# Start of Given information

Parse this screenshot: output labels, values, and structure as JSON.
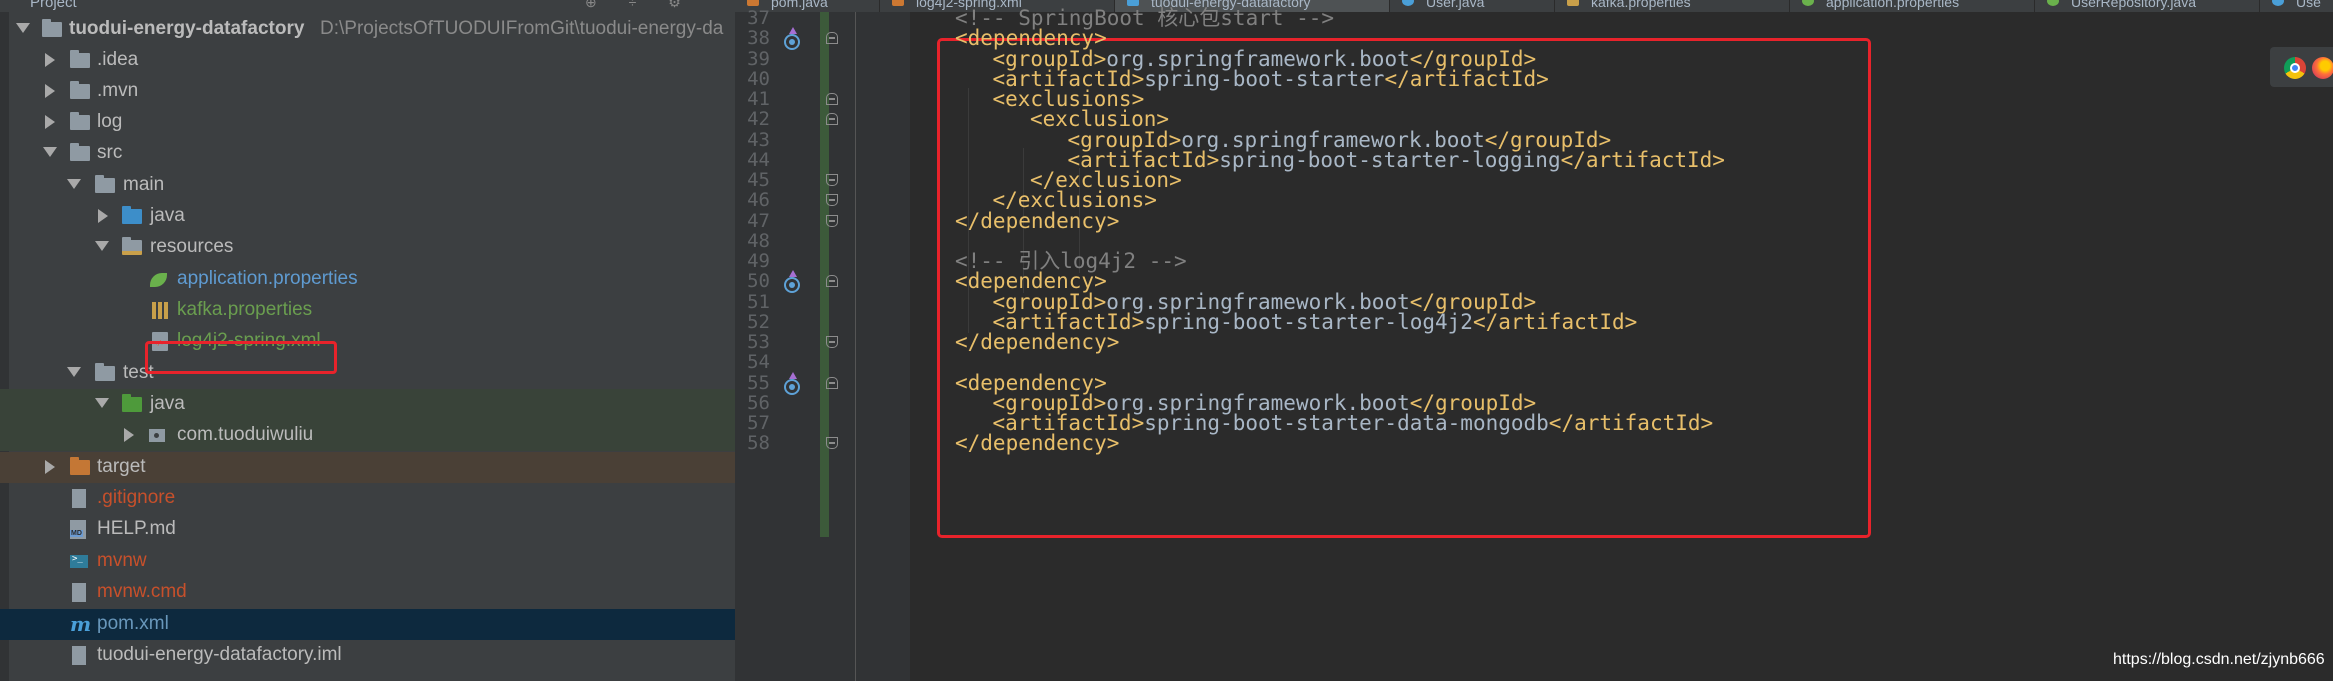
{
  "top_bar": {
    "panel_label": "Project",
    "tabs": [
      {
        "label": "pom.java",
        "active": false
      },
      {
        "label": "log4j2-spring.xml",
        "active": false
      },
      {
        "label": "tuodui-energy-datafactory",
        "active": true
      },
      {
        "label": "User.java",
        "active": false
      },
      {
        "label": "kafka.properties",
        "active": false
      },
      {
        "label": "application.properties",
        "active": false
      },
      {
        "label": "UserRepository.java",
        "active": false
      },
      {
        "label": "Use",
        "active": false
      }
    ]
  },
  "project_tree": {
    "root": {
      "name": "tuodui-energy-datafactory",
      "path": "D:\\ProjectsOfTUODUIFromGit\\tuodui-energy-da"
    },
    "items": [
      {
        "label": ".idea",
        "icon": "folder-icon"
      },
      {
        "label": ".mvn",
        "icon": "folder-icon"
      },
      {
        "label": "log",
        "icon": "folder-icon"
      },
      {
        "label": "src",
        "icon": "folder-icon"
      },
      {
        "label": "main",
        "icon": "folder-icon"
      },
      {
        "label": "java",
        "icon": "source-folder-icon"
      },
      {
        "label": "resources",
        "icon": "resources-folder-icon"
      },
      {
        "label": "application.properties",
        "icon": "spring-leaf-icon"
      },
      {
        "label": "kafka.properties",
        "icon": "properties-file-icon"
      },
      {
        "label": "log4j2-spring.xml",
        "icon": "xml-file-icon"
      },
      {
        "label": "test",
        "icon": "folder-icon"
      },
      {
        "label": "java",
        "icon": "test-folder-icon"
      },
      {
        "label": "com.tuoduiwuliu",
        "icon": "package-icon"
      },
      {
        "label": "target",
        "icon": "excluded-folder-icon"
      },
      {
        "label": ".gitignore",
        "icon": "file-icon"
      },
      {
        "label": "HELP.md",
        "icon": "markdown-file-icon"
      },
      {
        "label": "mvnw",
        "icon": "terminal-file-icon"
      },
      {
        "label": "mvnw.cmd",
        "icon": "file-icon"
      },
      {
        "label": "pom.xml",
        "icon": "maven-icon"
      },
      {
        "label": "tuodui-energy-datafactory.iml",
        "icon": "iml-file-icon"
      }
    ]
  },
  "editor": {
    "lines": [
      {
        "num": "37",
        "indent": 0,
        "type": "comment",
        "text": "<!-- SpringBoot 核心包start -->"
      },
      {
        "num": "38",
        "indent": 0,
        "type": "tag",
        "text": "<dependency>"
      },
      {
        "num": "39",
        "indent": 1,
        "type": "element",
        "open": "<groupId>",
        "value": "org.springframework.boot",
        "close": "</groupId>"
      },
      {
        "num": "40",
        "indent": 1,
        "type": "element",
        "open": "<artifactId>",
        "value": "spring-boot-starter",
        "close": "</artifactId>"
      },
      {
        "num": "41",
        "indent": 1,
        "type": "tag",
        "text": "<exclusions>"
      },
      {
        "num": "42",
        "indent": 2,
        "type": "tag",
        "text": "<exclusion>"
      },
      {
        "num": "43",
        "indent": 3,
        "type": "element",
        "open": "<groupId>",
        "value": "org.springframework.boot",
        "close": "</groupId>"
      },
      {
        "num": "44",
        "indent": 3,
        "type": "element",
        "open": "<artifactId>",
        "value": "spring-boot-starter-logging",
        "close": "</artifactId>"
      },
      {
        "num": "45",
        "indent": 2,
        "type": "tag",
        "text": "</exclusion>"
      },
      {
        "num": "46",
        "indent": 1,
        "type": "tag",
        "text": "</exclusions>"
      },
      {
        "num": "47",
        "indent": 0,
        "type": "tag",
        "text": "</dependency>"
      },
      {
        "num": "48",
        "indent": 0,
        "type": "blank",
        "text": ""
      },
      {
        "num": "49",
        "indent": 0,
        "type": "comment",
        "text": "<!-- 引入log4j2 -->"
      },
      {
        "num": "50",
        "indent": 0,
        "type": "tag",
        "text": "<dependency>"
      },
      {
        "num": "51",
        "indent": 1,
        "type": "element",
        "open": "<groupId>",
        "value": "org.springframework.boot",
        "close": "</groupId>"
      },
      {
        "num": "52",
        "indent": 1,
        "type": "element",
        "open": "<artifactId>",
        "value": "spring-boot-starter-log4j2",
        "close": "</artifactId>"
      },
      {
        "num": "53",
        "indent": 0,
        "type": "tag",
        "text": "</dependency>"
      },
      {
        "num": "54",
        "indent": 0,
        "type": "blank",
        "text": ""
      },
      {
        "num": "55",
        "indent": 0,
        "type": "tag",
        "text": "<dependency>"
      },
      {
        "num": "56",
        "indent": 1,
        "type": "element",
        "open": "<groupId>",
        "value": "org.springframework.boot",
        "close": "</groupId>"
      },
      {
        "num": "57",
        "indent": 1,
        "type": "element",
        "open": "<artifactId>",
        "value": "spring-boot-starter-data-mongodb",
        "close": "</artifactId>"
      },
      {
        "num": "58",
        "indent": 0,
        "type": "tag",
        "text": "</dependency>"
      }
    ]
  },
  "watermark": "https://blog.csdn.net/zjynb666",
  "colors": {
    "tag": "#e8bf6a",
    "text": "#a9b7c6",
    "comment": "#808080",
    "highlight_box": "#e8232b",
    "editor_bg": "#2b2b2b",
    "panel_bg": "#3c3f41"
  }
}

# End of Given information

Find each line that has the word "energy", then copy it out.

        "label": "tuodui-energy-datafactory",
      "name": "tuodui-energy-datafactory",
      "path": "D:\\ProjectsOfTUODUIFromGit\\tuodui-energy-da"
        "label": "tuodui-energy-datafactory.iml",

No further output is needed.